GIVEN INSTRUCTION
Return the whole listing exactly as it stands.

DATASET RECORDS
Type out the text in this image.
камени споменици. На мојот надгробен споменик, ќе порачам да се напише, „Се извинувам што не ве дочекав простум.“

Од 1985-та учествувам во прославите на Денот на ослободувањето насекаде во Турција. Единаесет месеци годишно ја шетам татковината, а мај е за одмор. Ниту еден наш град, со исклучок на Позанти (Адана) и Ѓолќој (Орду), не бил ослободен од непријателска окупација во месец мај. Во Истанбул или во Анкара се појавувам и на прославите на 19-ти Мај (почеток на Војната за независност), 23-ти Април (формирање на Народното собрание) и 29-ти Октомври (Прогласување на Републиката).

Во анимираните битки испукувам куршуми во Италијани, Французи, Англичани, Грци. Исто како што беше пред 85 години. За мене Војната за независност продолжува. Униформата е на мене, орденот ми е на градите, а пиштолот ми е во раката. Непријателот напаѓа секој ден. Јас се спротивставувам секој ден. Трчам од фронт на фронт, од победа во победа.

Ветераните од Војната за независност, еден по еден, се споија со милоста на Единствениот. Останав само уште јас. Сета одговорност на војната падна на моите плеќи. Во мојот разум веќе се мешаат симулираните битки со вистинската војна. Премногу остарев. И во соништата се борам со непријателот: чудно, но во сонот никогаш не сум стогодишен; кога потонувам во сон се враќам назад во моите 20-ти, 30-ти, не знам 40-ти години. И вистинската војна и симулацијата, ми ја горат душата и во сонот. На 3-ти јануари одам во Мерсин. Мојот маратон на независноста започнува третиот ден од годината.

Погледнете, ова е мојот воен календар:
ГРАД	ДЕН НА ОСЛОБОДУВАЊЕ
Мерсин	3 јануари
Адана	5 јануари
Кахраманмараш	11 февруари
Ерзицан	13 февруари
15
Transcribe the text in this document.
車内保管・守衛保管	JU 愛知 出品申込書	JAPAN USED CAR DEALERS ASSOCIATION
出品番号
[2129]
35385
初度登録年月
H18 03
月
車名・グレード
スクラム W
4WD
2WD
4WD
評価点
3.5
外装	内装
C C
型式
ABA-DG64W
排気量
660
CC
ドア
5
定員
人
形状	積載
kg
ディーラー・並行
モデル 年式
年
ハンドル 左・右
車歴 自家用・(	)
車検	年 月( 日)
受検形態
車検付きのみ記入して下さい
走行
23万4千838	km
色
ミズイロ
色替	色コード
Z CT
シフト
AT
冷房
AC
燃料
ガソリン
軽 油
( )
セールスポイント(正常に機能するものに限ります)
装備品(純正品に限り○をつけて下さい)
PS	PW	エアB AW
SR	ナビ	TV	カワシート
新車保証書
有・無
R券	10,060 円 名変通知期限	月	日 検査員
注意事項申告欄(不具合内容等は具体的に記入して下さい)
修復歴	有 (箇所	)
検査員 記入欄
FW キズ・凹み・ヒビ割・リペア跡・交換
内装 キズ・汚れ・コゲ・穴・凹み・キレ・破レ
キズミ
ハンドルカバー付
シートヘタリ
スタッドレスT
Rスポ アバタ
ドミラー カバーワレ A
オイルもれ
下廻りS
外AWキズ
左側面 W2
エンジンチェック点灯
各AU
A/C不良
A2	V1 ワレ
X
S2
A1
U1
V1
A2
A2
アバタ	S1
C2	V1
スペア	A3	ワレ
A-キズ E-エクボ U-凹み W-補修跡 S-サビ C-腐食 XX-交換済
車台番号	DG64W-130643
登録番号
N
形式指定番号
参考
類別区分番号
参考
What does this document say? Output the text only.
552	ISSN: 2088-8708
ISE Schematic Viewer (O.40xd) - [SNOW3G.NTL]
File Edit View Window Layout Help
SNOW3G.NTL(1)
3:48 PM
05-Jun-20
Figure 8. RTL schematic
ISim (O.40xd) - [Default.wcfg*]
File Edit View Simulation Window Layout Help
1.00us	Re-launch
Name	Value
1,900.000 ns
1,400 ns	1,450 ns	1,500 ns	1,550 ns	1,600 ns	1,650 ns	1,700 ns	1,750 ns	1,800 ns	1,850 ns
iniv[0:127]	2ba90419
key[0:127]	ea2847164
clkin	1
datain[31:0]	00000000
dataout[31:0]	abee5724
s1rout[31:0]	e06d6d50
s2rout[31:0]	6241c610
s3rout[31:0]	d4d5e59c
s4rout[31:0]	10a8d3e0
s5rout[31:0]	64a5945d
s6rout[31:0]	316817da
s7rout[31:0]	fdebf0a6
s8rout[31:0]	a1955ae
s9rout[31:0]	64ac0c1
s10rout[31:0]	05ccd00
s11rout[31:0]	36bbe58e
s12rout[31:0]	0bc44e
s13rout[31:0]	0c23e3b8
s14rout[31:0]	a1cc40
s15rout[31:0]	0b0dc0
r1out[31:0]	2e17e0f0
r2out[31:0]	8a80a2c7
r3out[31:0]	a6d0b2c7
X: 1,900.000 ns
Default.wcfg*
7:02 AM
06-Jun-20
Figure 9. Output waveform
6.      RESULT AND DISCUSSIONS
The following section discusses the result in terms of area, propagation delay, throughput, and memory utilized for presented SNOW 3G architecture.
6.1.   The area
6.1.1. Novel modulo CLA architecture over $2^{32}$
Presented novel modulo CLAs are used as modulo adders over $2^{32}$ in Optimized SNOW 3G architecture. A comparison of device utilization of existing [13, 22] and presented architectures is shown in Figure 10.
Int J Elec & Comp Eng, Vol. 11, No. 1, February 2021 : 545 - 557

PROBLEM SOLUTION
Type out the text in this image.
камени споменици. На мојот надгробен споменик, ќе порачам да се напише, „Се извинувам што не ве дочекав простум.“

Од 1985-та учествувам во прославите на Денот на ослободувањето насекаде во Турција. Единаесет месеци годишно ја шетам татковината, а мај е за одмор. Ниту еден наш град, со исклучок на Позанти (Адана) и Ѓолќој (Орду), не бил ослободен од непријателска окупација во месец мај. Во Истанбул или во Анкара се појавувам и на прославите на 19-ти Мај (почеток на Војната за независност), 23-ти Април (формирање на Народното собрание) и 29-ти Октомври (Прогласување на Републиката).

Во анимираните битки испукувам куршуми во Италијани, Французи, Англичани, Грци. Исто како што беше пред 85 години. За мене Војната за независност продолжува. Униформата е на мене, орденот ми е на градите, а пиштолот ми е во раката. Непријателот напаѓа секој ден. Јас се спротивставувам секој ден. Трчам од фронт на фронт, од победа во победа.

Ветераните од Војната за независност, еден по еден, се споија со милоста на Единствениот. Останав само уште јас. Сета одговорност на војната падна на моите плеќи. Во мојот разум веќе се мешаат симулираните битки со вистинската војна. Премногу остарев. И во соништата се борам со непријателот: чудно, но во сонот никогаш не сум стогодишен; кога потонувам во сон се враќам назад во моите 20-ти, 30-ти, не знам 40-ти години. И вистинската војна и симулацијата, ми ја горат душата и во сонот. На 3-ти јануари одам во Мерсин. Мојот маратон на независноста започнува третиот ден од годината.

Погледнете, ова е мојот воен календар:
ГРАД	ДЕН НА ОСЛОБОДУВАЊЕ
Мерсин	3 јануари
Адана	5 јануари
Кахраманмараш	11 февруари
Ерзицан	13 февруари
15
Transcribe the text in this document.
車内保管・守衛保管	JU 愛知 出品申込書	JAPAN USED CAR DEALERS ASSOCIATION
出品番号
[2129]
35385
初度登録年月
H18 03
月
車名・グレード
スクラム W
4WD
2WD
4WD
評価点
3.5
外装	内装
C C
型式
ABA-DG64W
排気量
660
CC
ドア
5
定員
人
形状	積載
kg
ディーラー・並行
モデル 年式
年
ハンドル 左・右
車歴 自家用・(	)
車検	年 月( 日)
受検形態
車検付きのみ記入して下さい
走行
23万4千838	km
色
ミズイロ
色替	色コード
Z CT
シフト
AT
冷房
AC
燃料
ガソリン
軽 油
( )
セールスポイント(正常に機能するものに限ります)
装備品(純正品に限り○をつけて下さい)
PS	PW	エアB AW
SR	ナビ	TV	カワシート
新車保証書
有・無
R券	10,060 円 名変通知期限	月	日 検査員
注意事項申告欄(不具合内容等は具体的に記入して下さい)
修復歴	有 (箇所	)
検査員 記入欄
FW キズ・凹み・ヒビ割・リペア跡・交換
内装 キズ・汚れ・コゲ・穴・凹み・キレ・破レ
キズミ
ハンドルカバー付
シートヘタリ
スタッドレスT
Rスポ アバタ
ドミラー カバーワレ A
オイルもれ
下廻りS
外AWキズ
左側面 W2
エンジンチェック点灯
各AU
A/C不良
A2	V1 ワレ
X
S2
A1
U1
V1
A2
A2
アバタ	S1
C2	V1
スペア	A3	ワレ
A-キズ E-エクボ U-凹み W-補修跡 S-サビ C-腐食 XX-交換済
車台番号	DG64W-130643
登録番号
N
形式指定番号
参考
類別区分番号
参考
What does this document say? Output the text only.
552	ISSN: 2088-8708
ISE Schematic Viewer (O.40xd) - [SNOW3G.NTL]
File Edit View Window Layout Help
SNOW3G.NTL(1)
3:48 PM
05-Jun-20
Figure 8. RTL schematic
ISim (O.40xd) - [Default.wcfg*]
File Edit View Simulation Window Layout Help
1.00us	Re-launch
Name	Value
1,900.000 ns
1,400 ns	1,450 ns	1,500 ns	1,550 ns	1,600 ns	1,650 ns	1,700 ns	1,750 ns	1,800 ns	1,850 ns
iniv[0:127]	2ba90419
key[0:127]	ea2847164
clkin	1
datain[31:0]	00000000
dataout[31:0]	abee5724
s1rout[31:0]	e06d6d50
s2rout[31:0]	6241c610
s3rout[31:0]	d4d5e59c
s4rout[31:0]	10a8d3e0
s5rout[31:0]	64a5945d
s6rout[31:0]	316817da
s7rout[31:0]	fdebf0a6
s8rout[31:0]	a1955ae
s9rout[31:0]	64ac0c1
s10rout[31:0]	05ccd00
s11rout[31:0]	36bbe58e
s12rout[31:0]	0bc44e
s13rout[31:0]	0c23e3b8
s14rout[31:0]	a1cc40
s15rout[31:0]	0b0dc0
r1out[31:0]	2e17e0f0
r2out[31:0]	8a80a2c7
r3out[31:0]	a6d0b2c7
X: 1,900.000 ns
Default.wcfg*
7:02 AM
06-Jun-20
Figure 9. Output waveform
6.      RESULT AND DISCUSSIONS
The following section discusses the result in terms of area, propagation delay, throughput, and memory utilized for presented SNOW 3G architecture.
6.1.   The area
6.1.1. Novel modulo CLA architecture over $2^{32}$
Presented novel modulo CLAs are used as modulo adders over $2^{32}$ in Optimized SNOW 3G architecture. A comparison of device utilization of existing [13, 22] and presented architectures is shown in Figure 10.
Int J Elec & Comp Eng, Vol. 11, No. 1, February 2021 : 545 - 557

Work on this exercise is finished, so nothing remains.